» **WORK TO COMPLETE**: Copy all of the material exactly. Pictures are not to appear in the copy.

» **EXTRACTED MATERIAL**:
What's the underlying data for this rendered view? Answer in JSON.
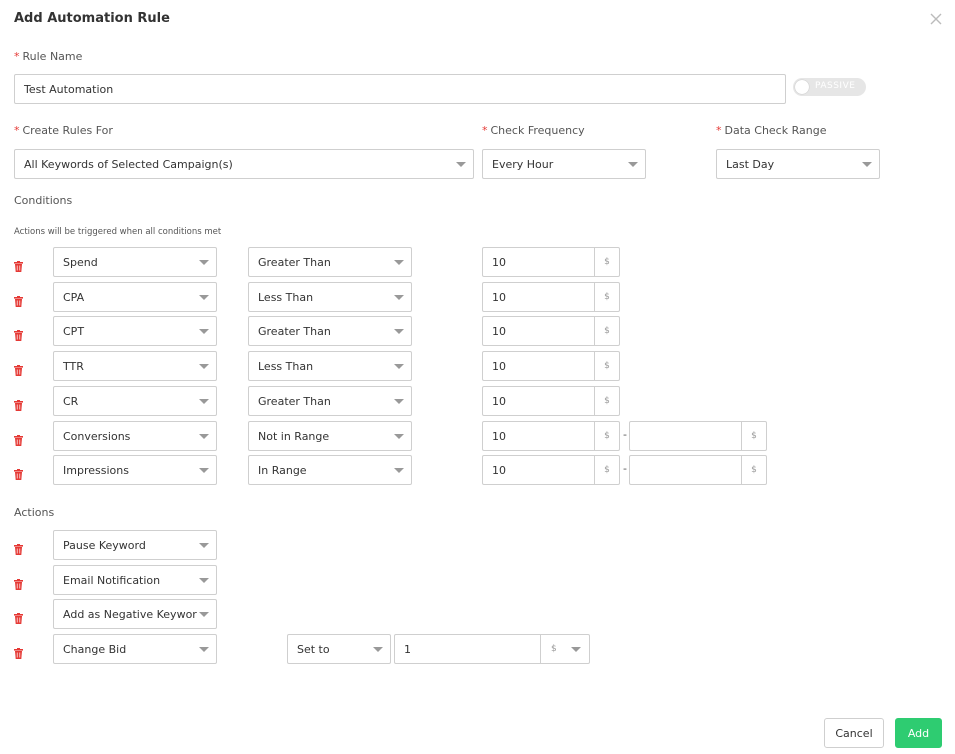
{
  "dialog": {
    "title": "Add Automation Rule",
    "rule_name_label": "Rule Name",
    "rule_name_value": "Test Automation",
    "toggle_label": "PASSIVE",
    "create_rules_label": "Create Rules For",
    "create_rules_value": "All Keywords of Selected Campaign(s)",
    "check_frequency_label": "Check Frequency",
    "check_frequency_value": "Every Hour",
    "data_range_label": "Data Check Range",
    "data_range_value": "Last Day",
    "conditions_label": "Conditions",
    "conditions_hint": "Actions will be triggered when all conditions met",
    "actions_label": "Actions",
    "required_mark": "*"
  },
  "conditions": [
    {
      "metric": "Spend",
      "operator": "Greater Than",
      "value": "10",
      "unit": "$"
    },
    {
      "metric": "CPA",
      "operator": "Less Than",
      "value": "10",
      "unit": "$"
    },
    {
      "metric": "CPT",
      "operator": "Greater Than",
      "value": "10",
      "unit": "$"
    },
    {
      "metric": "TTR",
      "operator": "Less Than",
      "value": "10",
      "unit": "$"
    },
    {
      "metric": "CR",
      "operator": "Greater Than",
      "value": "10",
      "unit": "$"
    },
    {
      "metric": "Conversions",
      "operator": "Not in Range",
      "value": "10",
      "unit": "$",
      "value2": "",
      "unit2": "$",
      "range_sep": "-"
    },
    {
      "metric": "Impressions",
      "operator": "In Range",
      "value": "10",
      "unit": "$",
      "value2": "",
      "unit2": "$",
      "range_sep": "-"
    }
  ],
  "actions": [
    {
      "action": "Pause Keyword"
    },
    {
      "action": "Email Notification"
    },
    {
      "action": "Add as Negative Keywor"
    },
    {
      "action": "Change Bid",
      "bid_mode": "Set to",
      "bid_value": "1",
      "bid_unit": "$"
    }
  ],
  "footer": {
    "cancel_label": "Cancel",
    "add_label": "Add"
  },
  "colors": {
    "required": "#e53935",
    "trash": "#e53935",
    "add_button": "#2ecc71",
    "toggle_off": "#e6e6e6"
  },
  "icons": [
    "close-icon",
    "trash-icon",
    "chevron-down-icon"
  ]
}
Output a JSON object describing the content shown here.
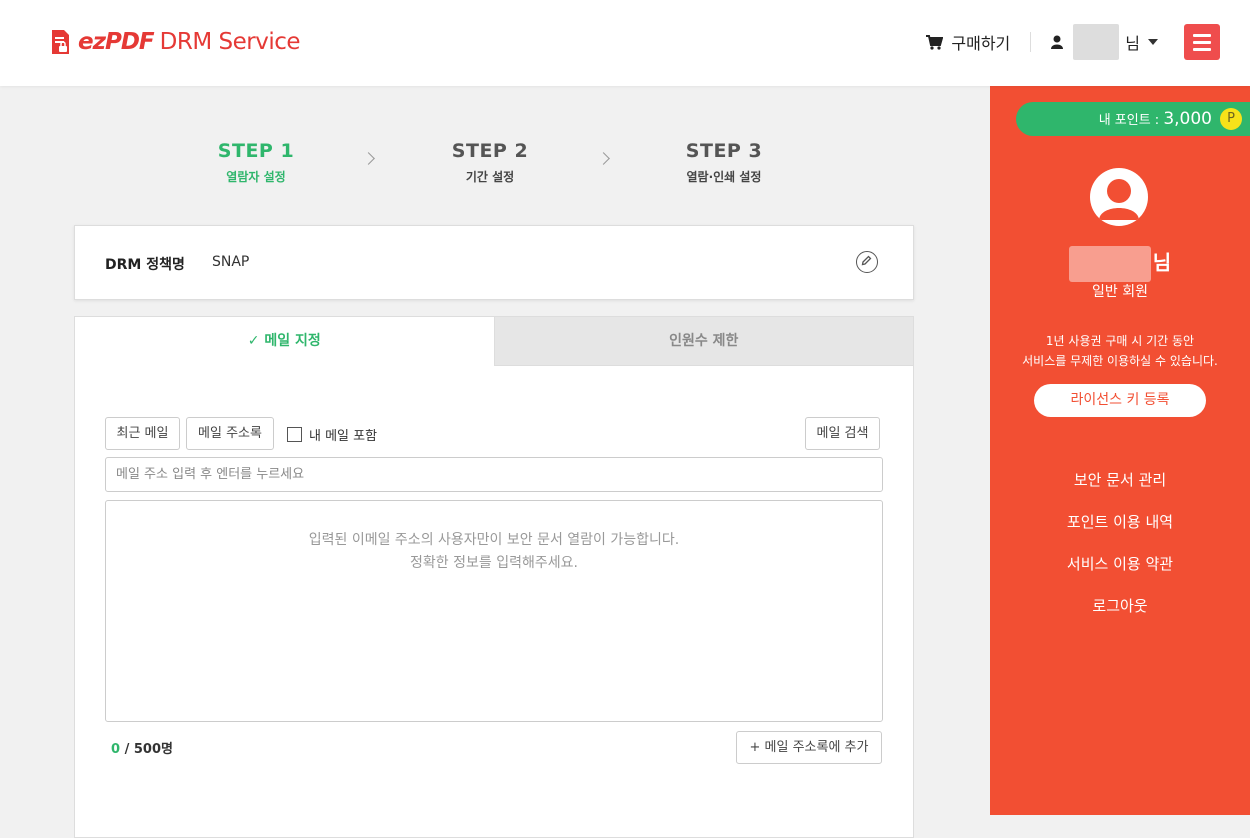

» **RESULT BELOW**:
What's the underlying data for this rendered view? Answer in JSON.
{
  "dialog": {
    "title": "Add Automation Rule",
    "rule_name_label": "Rule Name",
    "rule_name_value": "Test Automation",
    "toggle_label": "PASSIVE",
    "create_rules_label": "Create Rules For",
    "create_rules_value": "All Keywords of Selected Campaign(s)",
    "check_frequency_label": "Check Frequency",
    "check_frequency_value": "Every Hour",
    "data_range_label": "Data Check Range",
    "data_range_value": "Last Day",
    "conditions_label": "Conditions",
    "conditions_hint": "Actions will be triggered when all conditions met",
    "actions_label": "Actions",
    "required_mark": "*"
  },
  "conditions": [
    {
      "metric": "Spend",
      "operator": "Greater Than",
      "value": "10",
      "unit": "$"
    },
    {
      "metric": "CPA",
      "operator": "Less Than",
      "value": "10",
      "unit": "$"
    },
    {
      "metric": "CPT",
      "operator": "Greater Than",
      "value": "10",
      "unit": "$"
    },
    {
      "metric": "TTR",
      "operator": "Less Than",
      "value": "10",
      "unit": "$"
    },
    {
      "metric": "CR",
      "operator": "Greater Than",
      "value": "10",
      "unit": "$"
    },
    {
      "metric": "Conversions",
      "operator": "Not in Range",
      "value": "10",
      "unit": "$",
      "value2": "",
      "unit2": "$",
      "range_sep": "-"
    },
    {
      "metric": "Impressions",
      "operator": "In Range",
      "value": "10",
      "unit": "$",
      "value2": "",
      "unit2": "$",
      "range_sep": "-"
    }
  ],
  "actions": [
    {
      "action": "Pause Keyword"
    },
    {
      "action": "Email Notification"
    },
    {
      "action": "Add as Negative Keywor"
    },
    {
      "action": "Change Bid",
      "bid_mode": "Set to",
      "bid_value": "1",
      "bid_unit": "$"
    }
  ],
  "footer": {
    "cancel_label": "Cancel",
    "add_label": "Add"
  },
  "colors": {
    "required": "#e53935",
    "trash": "#e53935",
    "add_button": "#2ecc71",
    "toggle_off": "#e6e6e6"
  },
  "icons": [
    "close-icon",
    "trash-icon",
    "chevron-down-icon"
  ]
}
Output a JSON object describing the content shown here.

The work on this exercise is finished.